Stored items:

▽

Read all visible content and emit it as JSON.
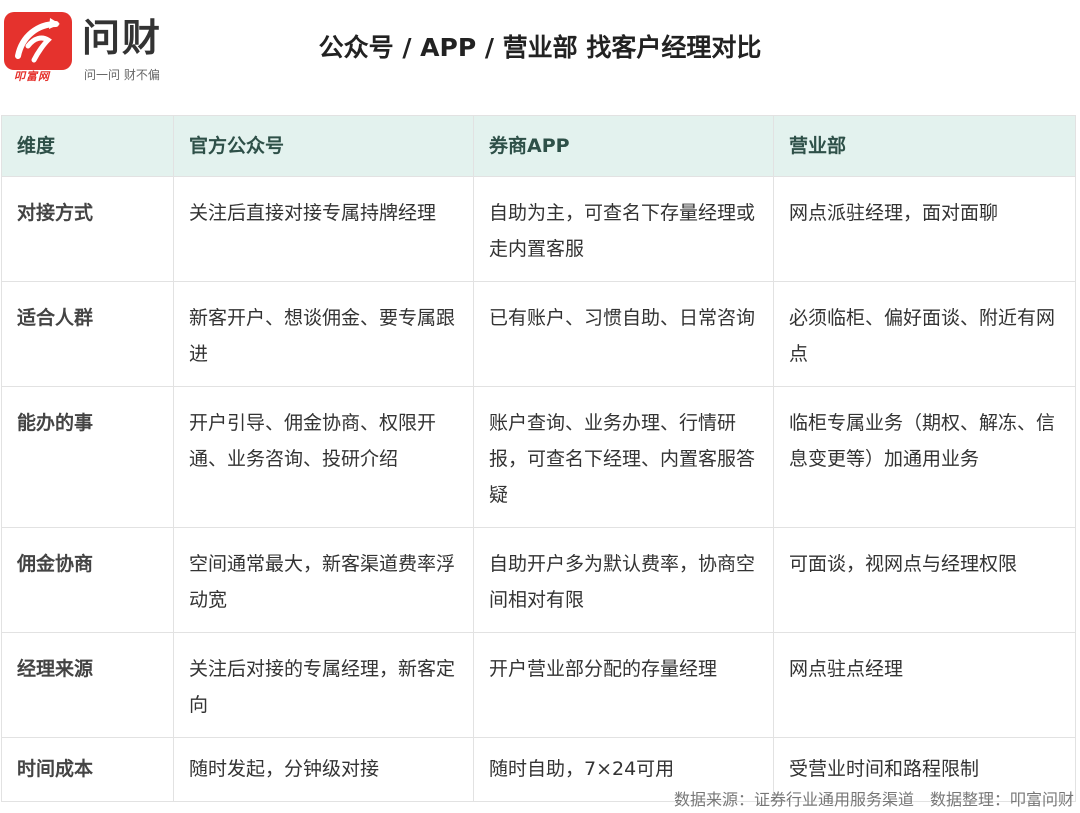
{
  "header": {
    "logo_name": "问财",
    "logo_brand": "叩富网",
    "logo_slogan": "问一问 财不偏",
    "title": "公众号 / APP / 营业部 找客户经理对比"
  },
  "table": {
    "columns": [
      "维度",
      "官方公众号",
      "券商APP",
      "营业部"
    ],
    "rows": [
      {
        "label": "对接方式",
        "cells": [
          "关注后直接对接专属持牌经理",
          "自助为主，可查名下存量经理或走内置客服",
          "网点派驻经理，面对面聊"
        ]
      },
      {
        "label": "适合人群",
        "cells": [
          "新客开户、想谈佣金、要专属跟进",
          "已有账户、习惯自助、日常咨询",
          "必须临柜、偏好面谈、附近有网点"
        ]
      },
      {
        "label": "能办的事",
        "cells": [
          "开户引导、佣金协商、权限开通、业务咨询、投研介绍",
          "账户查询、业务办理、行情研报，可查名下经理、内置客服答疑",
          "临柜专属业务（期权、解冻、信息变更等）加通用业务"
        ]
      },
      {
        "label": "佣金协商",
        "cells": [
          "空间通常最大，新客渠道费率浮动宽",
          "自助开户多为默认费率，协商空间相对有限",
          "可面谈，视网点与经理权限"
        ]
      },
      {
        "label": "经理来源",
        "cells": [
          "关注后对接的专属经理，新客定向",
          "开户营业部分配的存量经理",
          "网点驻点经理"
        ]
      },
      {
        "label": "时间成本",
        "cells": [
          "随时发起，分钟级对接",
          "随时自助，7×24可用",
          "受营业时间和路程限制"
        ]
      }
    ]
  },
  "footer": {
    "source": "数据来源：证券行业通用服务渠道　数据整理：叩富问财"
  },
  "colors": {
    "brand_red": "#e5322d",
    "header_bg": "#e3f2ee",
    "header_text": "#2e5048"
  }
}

△

YOUR TASK. Using the records above, retype everything exactly except the pictures.

FINISHED ANSWER.
Read all visible content and emit it as JSON.
{
  "header": {
    "logo_name": "问财",
    "logo_brand": "叩富网",
    "logo_slogan": "问一问 财不偏",
    "title": "公众号 / APP / 营业部 找客户经理对比"
  },
  "table": {
    "columns": [
      "维度",
      "官方公众号",
      "券商APP",
      "营业部"
    ],
    "rows": [
      {
        "label": "对接方式",
        "cells": [
          "关注后直接对接专属持牌经理",
          "自助为主，可查名下存量经理或走内置客服",
          "网点派驻经理，面对面聊"
        ]
      },
      {
        "label": "适合人群",
        "cells": [
          "新客开户、想谈佣金、要专属跟进",
          "已有账户、习惯自助、日常咨询",
          "必须临柜、偏好面谈、附近有网点"
        ]
      },
      {
        "label": "能办的事",
        "cells": [
          "开户引导、佣金协商、权限开通、业务咨询、投研介绍",
          "账户查询、业务办理、行情研报，可查名下经理、内置客服答疑",
          "临柜专属业务（期权、解冻、信息变更等）加通用业务"
        ]
      },
      {
        "label": "佣金协商",
        "cells": [
          "空间通常最大，新客渠道费率浮动宽",
          "自助开户多为默认费率，协商空间相对有限",
          "可面谈，视网点与经理权限"
        ]
      },
      {
        "label": "经理来源",
        "cells": [
          "关注后对接的专属经理，新客定向",
          "开户营业部分配的存量经理",
          "网点驻点经理"
        ]
      },
      {
        "label": "时间成本",
        "cells": [
          "随时发起，分钟级对接",
          "随时自助，7×24可用",
          "受营业时间和路程限制"
        ]
      }
    ]
  },
  "footer": {
    "source": "数据来源：证券行业通用服务渠道　数据整理：叩富问财"
  },
  "colors": {
    "brand_red": "#e5322d",
    "header_bg": "#e3f2ee",
    "header_text": "#2e5048"
  }
}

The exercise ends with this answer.